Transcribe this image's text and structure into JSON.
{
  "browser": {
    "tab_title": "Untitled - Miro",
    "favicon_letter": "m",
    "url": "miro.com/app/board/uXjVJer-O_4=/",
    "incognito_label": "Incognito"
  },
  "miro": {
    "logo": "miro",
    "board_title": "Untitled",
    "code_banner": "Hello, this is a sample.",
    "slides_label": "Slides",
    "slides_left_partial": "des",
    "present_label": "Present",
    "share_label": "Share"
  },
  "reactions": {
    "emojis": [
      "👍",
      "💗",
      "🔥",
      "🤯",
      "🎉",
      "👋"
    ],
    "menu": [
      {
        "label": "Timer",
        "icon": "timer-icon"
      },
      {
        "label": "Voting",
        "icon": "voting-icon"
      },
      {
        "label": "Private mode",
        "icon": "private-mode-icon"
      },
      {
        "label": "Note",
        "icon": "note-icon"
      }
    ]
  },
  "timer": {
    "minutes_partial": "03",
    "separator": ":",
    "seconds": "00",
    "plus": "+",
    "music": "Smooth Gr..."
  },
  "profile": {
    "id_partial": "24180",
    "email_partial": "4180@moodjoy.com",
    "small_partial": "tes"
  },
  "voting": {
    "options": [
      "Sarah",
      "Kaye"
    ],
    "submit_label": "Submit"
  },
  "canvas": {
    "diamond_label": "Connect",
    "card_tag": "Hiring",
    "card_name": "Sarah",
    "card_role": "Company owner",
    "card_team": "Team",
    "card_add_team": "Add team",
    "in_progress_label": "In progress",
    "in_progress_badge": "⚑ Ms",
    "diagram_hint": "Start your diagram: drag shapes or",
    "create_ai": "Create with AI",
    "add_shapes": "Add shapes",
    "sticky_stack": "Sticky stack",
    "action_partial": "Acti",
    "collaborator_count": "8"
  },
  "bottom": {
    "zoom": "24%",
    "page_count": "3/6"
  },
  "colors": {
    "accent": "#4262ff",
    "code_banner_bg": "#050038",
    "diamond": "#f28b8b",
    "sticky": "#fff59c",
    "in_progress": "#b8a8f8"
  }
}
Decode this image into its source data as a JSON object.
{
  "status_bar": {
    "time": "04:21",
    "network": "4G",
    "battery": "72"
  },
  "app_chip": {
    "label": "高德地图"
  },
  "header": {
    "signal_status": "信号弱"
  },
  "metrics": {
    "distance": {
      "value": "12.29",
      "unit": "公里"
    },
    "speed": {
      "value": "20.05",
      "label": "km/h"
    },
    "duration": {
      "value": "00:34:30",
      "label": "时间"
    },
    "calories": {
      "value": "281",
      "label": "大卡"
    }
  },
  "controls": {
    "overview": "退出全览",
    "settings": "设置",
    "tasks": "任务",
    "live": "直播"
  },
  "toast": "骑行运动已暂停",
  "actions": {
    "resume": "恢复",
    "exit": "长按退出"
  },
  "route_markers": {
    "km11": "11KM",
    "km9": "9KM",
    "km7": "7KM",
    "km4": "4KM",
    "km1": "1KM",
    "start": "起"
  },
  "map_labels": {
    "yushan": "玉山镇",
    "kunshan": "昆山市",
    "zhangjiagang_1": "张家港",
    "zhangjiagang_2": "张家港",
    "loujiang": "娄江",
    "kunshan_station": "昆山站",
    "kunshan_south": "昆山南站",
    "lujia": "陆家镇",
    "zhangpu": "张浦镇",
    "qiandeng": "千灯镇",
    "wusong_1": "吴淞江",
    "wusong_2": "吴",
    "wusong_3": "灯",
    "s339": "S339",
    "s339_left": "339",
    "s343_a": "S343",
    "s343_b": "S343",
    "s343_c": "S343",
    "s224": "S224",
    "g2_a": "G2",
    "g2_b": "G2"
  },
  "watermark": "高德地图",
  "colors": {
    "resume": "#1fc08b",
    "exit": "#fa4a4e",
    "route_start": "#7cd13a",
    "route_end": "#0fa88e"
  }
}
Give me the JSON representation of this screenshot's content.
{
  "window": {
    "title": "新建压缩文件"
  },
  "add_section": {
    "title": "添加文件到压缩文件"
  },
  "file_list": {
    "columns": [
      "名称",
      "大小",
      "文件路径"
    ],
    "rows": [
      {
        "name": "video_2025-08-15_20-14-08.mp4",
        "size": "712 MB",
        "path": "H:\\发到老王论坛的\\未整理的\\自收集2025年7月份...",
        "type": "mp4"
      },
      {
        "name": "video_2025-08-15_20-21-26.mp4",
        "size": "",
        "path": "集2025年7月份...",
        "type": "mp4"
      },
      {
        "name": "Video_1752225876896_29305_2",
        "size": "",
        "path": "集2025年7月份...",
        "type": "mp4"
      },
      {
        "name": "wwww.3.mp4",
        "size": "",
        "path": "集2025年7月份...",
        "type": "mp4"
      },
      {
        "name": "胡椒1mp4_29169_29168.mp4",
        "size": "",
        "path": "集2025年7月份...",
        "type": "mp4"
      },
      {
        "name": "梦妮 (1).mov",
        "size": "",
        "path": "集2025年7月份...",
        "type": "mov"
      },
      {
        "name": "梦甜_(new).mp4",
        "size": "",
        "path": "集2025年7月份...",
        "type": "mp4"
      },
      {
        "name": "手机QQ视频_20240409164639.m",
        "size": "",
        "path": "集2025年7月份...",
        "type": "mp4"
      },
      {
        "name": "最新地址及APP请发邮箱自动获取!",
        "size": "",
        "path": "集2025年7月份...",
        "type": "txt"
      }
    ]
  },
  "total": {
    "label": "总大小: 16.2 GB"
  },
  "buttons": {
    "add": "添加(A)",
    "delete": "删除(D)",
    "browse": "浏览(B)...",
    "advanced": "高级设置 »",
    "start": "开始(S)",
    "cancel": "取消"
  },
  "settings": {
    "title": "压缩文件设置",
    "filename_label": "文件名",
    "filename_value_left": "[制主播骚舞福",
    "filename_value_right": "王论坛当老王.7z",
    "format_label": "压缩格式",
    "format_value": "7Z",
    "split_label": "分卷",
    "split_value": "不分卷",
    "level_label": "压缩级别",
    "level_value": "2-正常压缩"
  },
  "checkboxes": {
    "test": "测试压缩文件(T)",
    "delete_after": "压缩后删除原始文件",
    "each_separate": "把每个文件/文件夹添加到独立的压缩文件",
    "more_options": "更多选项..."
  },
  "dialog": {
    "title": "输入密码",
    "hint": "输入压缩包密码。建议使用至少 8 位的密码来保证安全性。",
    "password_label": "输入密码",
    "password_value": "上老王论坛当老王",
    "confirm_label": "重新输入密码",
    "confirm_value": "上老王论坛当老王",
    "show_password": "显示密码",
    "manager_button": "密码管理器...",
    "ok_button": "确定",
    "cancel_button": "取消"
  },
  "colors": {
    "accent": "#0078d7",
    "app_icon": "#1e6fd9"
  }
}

# # # # #

> _REQUIREMENT_
Extract the complete listing verbatim.

> _EXERCISE SOLUTION_
Transcribe this image's text and structure into JSON.
{
  "browser": {
    "tab_title": "Untitled - Miro",
    "favicon_letter": "m",
    "url": "miro.com/app/board/uXjVJer-O_4=/",
    "incognito_label": "Incognito"
  },
  "miro": {
    "logo": "miro",
    "board_title": "Untitled",
    "code_banner": "Hello, this is a sample.",
    "slides_label": "Slides",
    "slides_left_partial": "des",
    "present_label": "Present",
    "share_label": "Share"
  },
  "reactions": {
    "emojis": [
      "👍",
      "💗",
      "🔥",
      "🤯",
      "🎉",
      "👋"
    ],
    "menu": [
      {
        "label": "Timer",
        "icon": "timer-icon"
      },
      {
        "label": "Voting",
        "icon": "voting-icon"
      },
      {
        "label": "Private mode",
        "icon": "private-mode-icon"
      },
      {
        "label": "Note",
        "icon": "note-icon"
      }
    ]
  },
  "timer": {
    "minutes_partial": "03",
    "separator": ":",
    "seconds": "00",
    "plus": "+",
    "music": "Smooth Gr..."
  },
  "profile": {
    "id_partial": "24180",
    "email_partial": "4180@moodjoy.com",
    "small_partial": "tes"
  },
  "voting": {
    "options": [
      "Sarah",
      "Kaye"
    ],
    "submit_label": "Submit"
  },
  "canvas": {
    "diamond_label": "Connect",
    "card_tag": "Hiring",
    "card_name": "Sarah",
    "card_role": "Company owner",
    "card_team": "Team",
    "card_add_team": "Add team",
    "in_progress_label": "In progress",
    "in_progress_badge": "⚑ Ms",
    "diagram_hint": "Start your diagram: drag shapes or",
    "create_ai": "Create with AI",
    "add_shapes": "Add shapes",
    "sticky_stack": "Sticky stack",
    "action_partial": "Acti",
    "collaborator_count": "8"
  },
  "bottom": {
    "zoom": "24%",
    "page_count": "3/6"
  },
  "colors": {
    "accent": "#4262ff",
    "code_banner_bg": "#050038",
    "diamond": "#f28b8b",
    "sticky": "#fff59c",
    "in_progress": "#b8a8f8"
  }
}
Decode this image into its source data as a JSON object.
{
  "status_bar": {
    "time": "04:21",
    "network": "4G",
    "battery": "72"
  },
  "app_chip": {
    "label": "高德地图"
  },
  "header": {
    "signal_status": "信号弱"
  },
  "metrics": {
    "distance": {
      "value": "12.29",
      "unit": "公里"
    },
    "speed": {
      "value": "20.05",
      "label": "km/h"
    },
    "duration": {
      "value": "00:34:30",
      "label": "时间"
    },
    "calories": {
      "value": "281",
      "label": "大卡"
    }
  },
  "controls": {
    "overview": "退出全览",
    "settings": "设置",
    "tasks": "任务",
    "live": "直播"
  },
  "toast": "骑行运动已暂停",
  "actions": {
    "resume": "恢复",
    "exit": "长按退出"
  },
  "route_markers": {
    "km11": "11KM",
    "km9": "9KM",
    "km7": "7KM",
    "km4": "4KM",
    "km1": "1KM",
    "start": "起"
  },
  "map_labels": {
    "yushan": "玉山镇",
    "kunshan": "昆山市",
    "zhangjiagang_1": "张家港",
    "zhangjiagang_2": "张家港",
    "loujiang": "娄江",
    "kunshan_station": "昆山站",
    "kunshan_south": "昆山南站",
    "lujia": "陆家镇",
    "zhangpu": "张浦镇",
    "qiandeng": "千灯镇",
    "wusong_1": "吴淞江",
    "wusong_2": "吴",
    "wusong_3": "灯",
    "s339": "S339",
    "s339_left": "339",
    "s343_a": "S343",
    "s343_b": "S343",
    "s343_c": "S343",
    "s224": "S224",
    "g2_a": "G2",
    "g2_b": "G2"
  },
  "watermark": "高德地图",
  "colors": {
    "resume": "#1fc08b",
    "exit": "#fa4a4e",
    "route_start": "#7cd13a",
    "route_end": "#0fa88e"
  }
}
Give me the JSON representation of this screenshot's content.
{
  "window": {
    "title": "新建压缩文件"
  },
  "add_section": {
    "title": "添加文件到压缩文件"
  },
  "file_list": {
    "columns": [
      "名称",
      "大小",
      "文件路径"
    ],
    "rows": [
      {
        "name": "video_2025-08-15_20-14-08.mp4",
        "size": "712 MB",
        "path": "H:\\发到老王论坛的\\未整理的\\自收集2025年7月份...",
        "type": "mp4"
      },
      {
        "name": "video_2025-08-15_20-21-26.mp4",
        "size": "",
        "path": "集2025年7月份...",
        "type": "mp4"
      },
      {
        "name": "Video_1752225876896_29305_2",
        "size": "",
        "path": "集2025年7月份...",
        "type": "mp4"
      },
      {
        "name": "wwww.3.mp4",
        "size": "",
        "path": "集2025年7月份...",
        "type": "mp4"
      },
      {
        "name": "胡椒1mp4_29169_29168.mp4",
        "size": "",
        "path": "集2025年7月份...",
        "type": "mp4"
      },
      {
        "name": "梦妮 (1).mov",
        "size": "",
        "path": "集2025年7月份...",
        "type": "mov"
      },
      {
        "name": "梦甜_(new).mp4",
        "size": "",
        "path": "集2025年7月份...",
        "type": "mp4"
      },
      {
        "name": "手机QQ视频_20240409164639.m",
        "size": "",
        "path": "集2025年7月份...",
        "type": "mp4"
      },
      {
        "name": "最新地址及APP请发邮箱自动获取!",
        "size": "",
        "path": "集2025年7月份...",
        "type": "txt"
      }
    ]
  },
  "total": {
    "label": "总大小: 16.2 GB"
  },
  "buttons": {
    "add": "添加(A)",
    "delete": "删除(D)",
    "browse": "浏览(B)...",
    "advanced": "高级设置 »",
    "start": "开始(S)",
    "cancel": "取消"
  },
  "settings": {
    "title": "压缩文件设置",
    "filename_label": "文件名",
    "filename_value_left": "[制主播骚舞福",
    "filename_value_right": "王论坛当老王.7z",
    "format_label": "压缩格式",
    "format_value": "7Z",
    "split_label": "分卷",
    "split_value": "不分卷",
    "level_label": "压缩级别",
    "level_value": "2-正常压缩"
  },
  "checkboxes": {
    "test": "测试压缩文件(T)",
    "delete_after": "压缩后删除原始文件",
    "each_separate": "把每个文件/文件夹添加到独立的压缩文件",
    "more_options": "更多选项..."
  },
  "dialog": {
    "title": "输入密码",
    "hint": "输入压缩包密码。建议使用至少 8 位的密码来保证安全性。",
    "password_label": "输入密码",
    "password_value": "上老王论坛当老王",
    "confirm_label": "重新输入密码",
    "confirm_value": "上老王论坛当老王",
    "show_password": "显示密码",
    "manager_button": "密码管理器...",
    "ok_button": "确定",
    "cancel_button": "取消"
  },
  "colors": {
    "accent": "#0078d7",
    "app_icon": "#1e6fd9"
  }
}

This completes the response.